* Problem to solve
Please quote the material exactly, every line of it.

* Provided records
★ ★ ★ ★

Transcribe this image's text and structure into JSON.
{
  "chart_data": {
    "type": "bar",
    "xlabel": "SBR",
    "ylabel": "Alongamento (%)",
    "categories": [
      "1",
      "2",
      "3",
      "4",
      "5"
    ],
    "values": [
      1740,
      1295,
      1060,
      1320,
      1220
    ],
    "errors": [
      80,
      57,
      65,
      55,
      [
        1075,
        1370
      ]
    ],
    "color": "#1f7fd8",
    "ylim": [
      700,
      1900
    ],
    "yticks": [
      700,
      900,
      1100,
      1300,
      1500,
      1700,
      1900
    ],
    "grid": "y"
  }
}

★ ★ ★ ★

* Finished answer
Transcribe this image's text and structure into JSON.
{
  "chart_data": {
    "type": "bar",
    "xlabel": "SBR",
    "ylabel": "Alongamento (%)",
    "categories": [
      "1",
      "2",
      "3",
      "4",
      "5"
    ],
    "values": [
      1740,
      1295,
      1060,
      1320,
      1220
    ],
    "errors": [
      80,
      57,
      65,
      55,
      [
        1075,
        1370
      ]
    ],
    "color": "#1f7fd8",
    "ylim": [
      700,
      1900
    ],
    "yticks": [
      700,
      900,
      1100,
      1300,
      1500,
      1700,
      1900
    ],
    "grid": "y"
  }
}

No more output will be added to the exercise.